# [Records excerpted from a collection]
* * * *

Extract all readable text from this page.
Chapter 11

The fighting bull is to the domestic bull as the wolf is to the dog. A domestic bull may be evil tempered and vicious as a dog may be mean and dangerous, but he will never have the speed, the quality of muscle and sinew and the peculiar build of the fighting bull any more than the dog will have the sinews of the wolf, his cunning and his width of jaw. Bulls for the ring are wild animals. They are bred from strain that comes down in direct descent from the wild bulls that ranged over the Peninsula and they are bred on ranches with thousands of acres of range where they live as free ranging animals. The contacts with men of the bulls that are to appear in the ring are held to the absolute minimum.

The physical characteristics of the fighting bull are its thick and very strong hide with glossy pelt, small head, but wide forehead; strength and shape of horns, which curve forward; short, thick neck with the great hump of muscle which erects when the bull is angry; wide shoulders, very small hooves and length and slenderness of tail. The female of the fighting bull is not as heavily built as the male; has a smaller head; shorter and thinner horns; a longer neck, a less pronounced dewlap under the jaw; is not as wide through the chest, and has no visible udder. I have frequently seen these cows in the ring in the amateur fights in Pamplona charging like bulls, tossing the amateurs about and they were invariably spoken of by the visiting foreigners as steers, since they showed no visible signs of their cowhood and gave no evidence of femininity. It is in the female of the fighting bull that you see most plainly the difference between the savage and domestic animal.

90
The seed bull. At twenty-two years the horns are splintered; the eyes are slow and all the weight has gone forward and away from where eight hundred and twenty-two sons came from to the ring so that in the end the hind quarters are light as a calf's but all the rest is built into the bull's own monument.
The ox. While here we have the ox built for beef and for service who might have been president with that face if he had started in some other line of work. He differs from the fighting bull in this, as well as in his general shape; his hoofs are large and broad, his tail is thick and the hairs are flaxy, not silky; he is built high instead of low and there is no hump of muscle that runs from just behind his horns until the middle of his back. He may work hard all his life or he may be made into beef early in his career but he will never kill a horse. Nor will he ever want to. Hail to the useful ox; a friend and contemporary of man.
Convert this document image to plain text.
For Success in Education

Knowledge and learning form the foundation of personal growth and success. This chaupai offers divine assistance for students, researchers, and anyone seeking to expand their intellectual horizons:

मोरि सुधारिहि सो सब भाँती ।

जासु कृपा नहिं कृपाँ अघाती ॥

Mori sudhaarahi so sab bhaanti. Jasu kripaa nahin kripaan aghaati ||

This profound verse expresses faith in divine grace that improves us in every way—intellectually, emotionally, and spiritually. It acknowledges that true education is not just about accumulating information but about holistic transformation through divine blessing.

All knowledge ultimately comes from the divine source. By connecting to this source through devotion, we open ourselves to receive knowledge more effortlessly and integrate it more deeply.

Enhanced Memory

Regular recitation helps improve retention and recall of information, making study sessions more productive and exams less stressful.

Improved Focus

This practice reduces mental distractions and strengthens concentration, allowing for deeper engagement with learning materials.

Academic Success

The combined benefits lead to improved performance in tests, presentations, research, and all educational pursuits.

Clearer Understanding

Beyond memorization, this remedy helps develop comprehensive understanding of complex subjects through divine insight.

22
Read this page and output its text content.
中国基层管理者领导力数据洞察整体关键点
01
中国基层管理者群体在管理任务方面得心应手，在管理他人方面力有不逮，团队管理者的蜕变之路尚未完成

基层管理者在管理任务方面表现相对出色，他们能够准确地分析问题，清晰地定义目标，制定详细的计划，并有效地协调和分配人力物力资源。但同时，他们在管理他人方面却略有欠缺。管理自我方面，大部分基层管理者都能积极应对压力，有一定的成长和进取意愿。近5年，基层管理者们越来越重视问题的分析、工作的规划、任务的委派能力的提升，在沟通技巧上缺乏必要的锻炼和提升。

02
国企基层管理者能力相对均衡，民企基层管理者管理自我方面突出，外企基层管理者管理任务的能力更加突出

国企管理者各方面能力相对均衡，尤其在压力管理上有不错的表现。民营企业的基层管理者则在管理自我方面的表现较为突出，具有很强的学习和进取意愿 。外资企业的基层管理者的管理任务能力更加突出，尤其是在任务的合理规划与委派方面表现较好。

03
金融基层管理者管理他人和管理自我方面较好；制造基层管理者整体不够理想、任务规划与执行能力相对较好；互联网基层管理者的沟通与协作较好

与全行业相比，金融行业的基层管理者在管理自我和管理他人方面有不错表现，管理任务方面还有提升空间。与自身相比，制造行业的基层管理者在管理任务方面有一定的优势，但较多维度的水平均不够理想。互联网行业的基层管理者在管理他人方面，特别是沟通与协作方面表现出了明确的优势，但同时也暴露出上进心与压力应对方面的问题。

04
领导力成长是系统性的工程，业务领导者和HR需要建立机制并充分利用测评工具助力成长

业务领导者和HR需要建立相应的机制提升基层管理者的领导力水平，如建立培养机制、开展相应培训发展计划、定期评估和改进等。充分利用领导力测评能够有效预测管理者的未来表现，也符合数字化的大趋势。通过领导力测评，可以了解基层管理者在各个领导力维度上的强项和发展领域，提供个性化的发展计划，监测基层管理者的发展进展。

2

* * * *

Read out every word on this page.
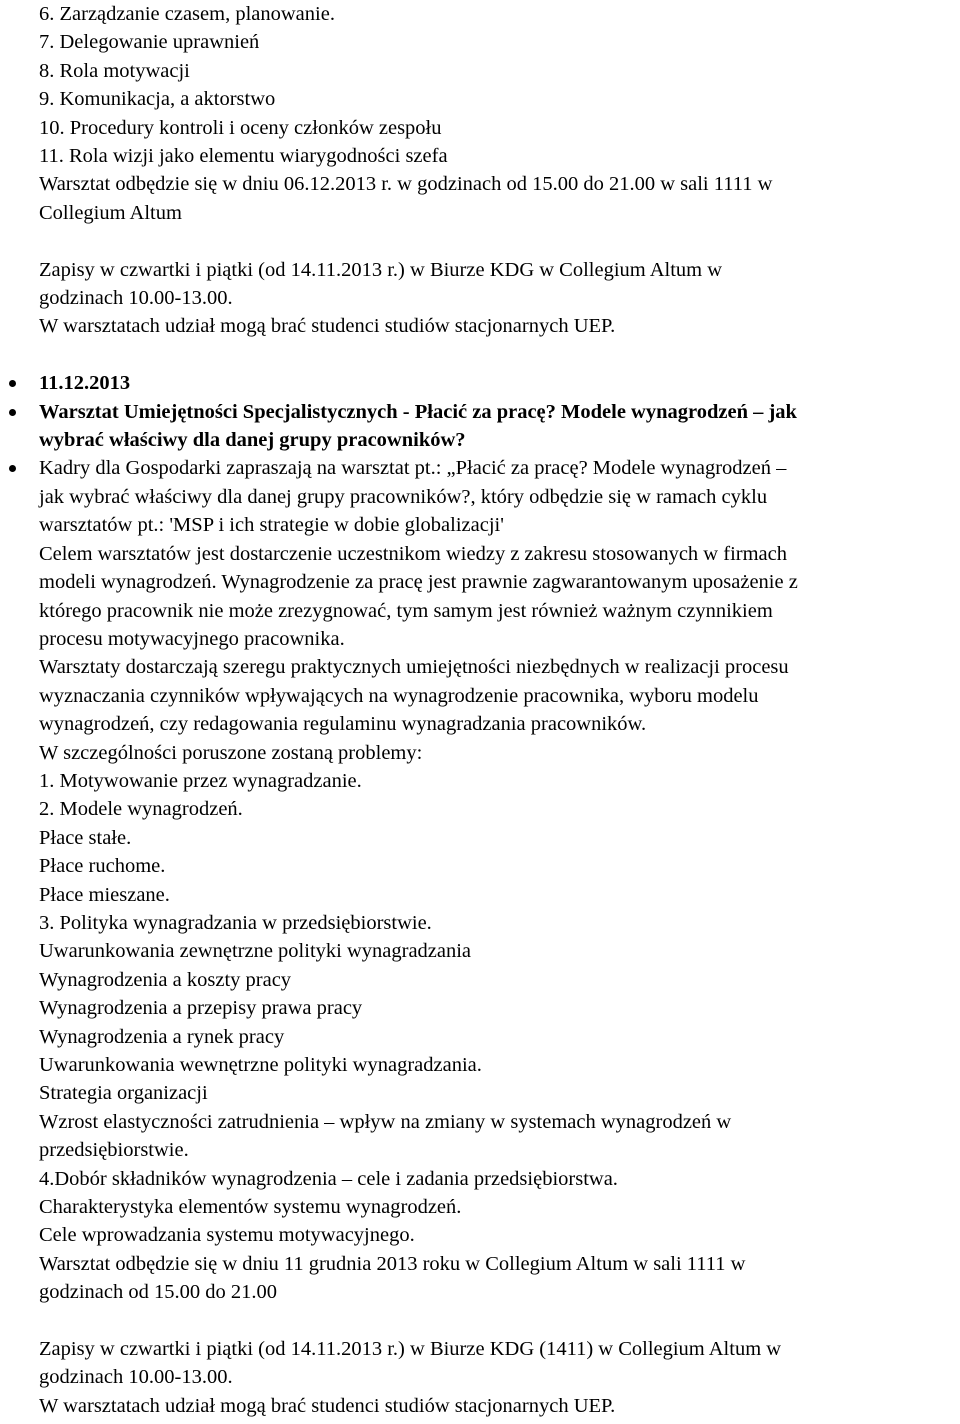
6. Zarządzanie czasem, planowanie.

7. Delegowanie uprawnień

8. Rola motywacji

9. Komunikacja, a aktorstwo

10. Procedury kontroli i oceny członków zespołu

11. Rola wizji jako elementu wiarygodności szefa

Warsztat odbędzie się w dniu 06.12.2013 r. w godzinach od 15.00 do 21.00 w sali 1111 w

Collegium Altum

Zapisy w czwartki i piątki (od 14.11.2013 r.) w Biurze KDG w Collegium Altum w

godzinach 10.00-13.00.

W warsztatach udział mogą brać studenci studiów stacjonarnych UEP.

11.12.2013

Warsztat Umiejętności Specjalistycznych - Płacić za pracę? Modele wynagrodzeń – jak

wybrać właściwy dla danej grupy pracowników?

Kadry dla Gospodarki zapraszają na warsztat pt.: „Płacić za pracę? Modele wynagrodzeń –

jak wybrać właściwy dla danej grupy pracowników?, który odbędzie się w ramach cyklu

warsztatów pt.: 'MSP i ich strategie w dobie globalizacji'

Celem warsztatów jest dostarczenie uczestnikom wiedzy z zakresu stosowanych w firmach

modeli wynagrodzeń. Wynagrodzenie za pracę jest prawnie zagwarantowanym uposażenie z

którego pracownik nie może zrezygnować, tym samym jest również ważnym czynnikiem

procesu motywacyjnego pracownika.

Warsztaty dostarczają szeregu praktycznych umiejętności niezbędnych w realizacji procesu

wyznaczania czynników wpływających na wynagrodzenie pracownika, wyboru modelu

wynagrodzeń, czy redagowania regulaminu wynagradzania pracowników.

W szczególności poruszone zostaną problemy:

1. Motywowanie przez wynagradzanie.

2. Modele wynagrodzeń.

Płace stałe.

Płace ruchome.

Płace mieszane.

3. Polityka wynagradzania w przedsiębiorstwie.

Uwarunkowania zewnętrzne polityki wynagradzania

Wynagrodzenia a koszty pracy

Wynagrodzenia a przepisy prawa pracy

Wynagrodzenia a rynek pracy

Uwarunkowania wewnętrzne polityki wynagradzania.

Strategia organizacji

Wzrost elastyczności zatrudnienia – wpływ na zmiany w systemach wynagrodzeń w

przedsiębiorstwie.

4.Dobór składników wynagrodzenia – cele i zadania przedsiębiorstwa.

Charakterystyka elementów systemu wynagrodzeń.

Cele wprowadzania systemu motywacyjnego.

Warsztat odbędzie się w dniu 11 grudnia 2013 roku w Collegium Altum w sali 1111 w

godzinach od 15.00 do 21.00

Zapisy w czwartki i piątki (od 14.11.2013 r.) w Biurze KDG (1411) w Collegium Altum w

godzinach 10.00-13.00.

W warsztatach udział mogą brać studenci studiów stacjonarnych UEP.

* * * *

# [TASK TO CARRY OUT]
Check all the records above and select each line where the string "pracowników" is found.

# [ANSWER TO THE TASK]
wybrać właściwy dla danej grupy pracowników?
jak wybrać właściwy dla danej grupy pracowników?, który odbędzie się w ramach cyklu
wynagrodzeń, czy redagowania regulaminu wynagradzania pracowników.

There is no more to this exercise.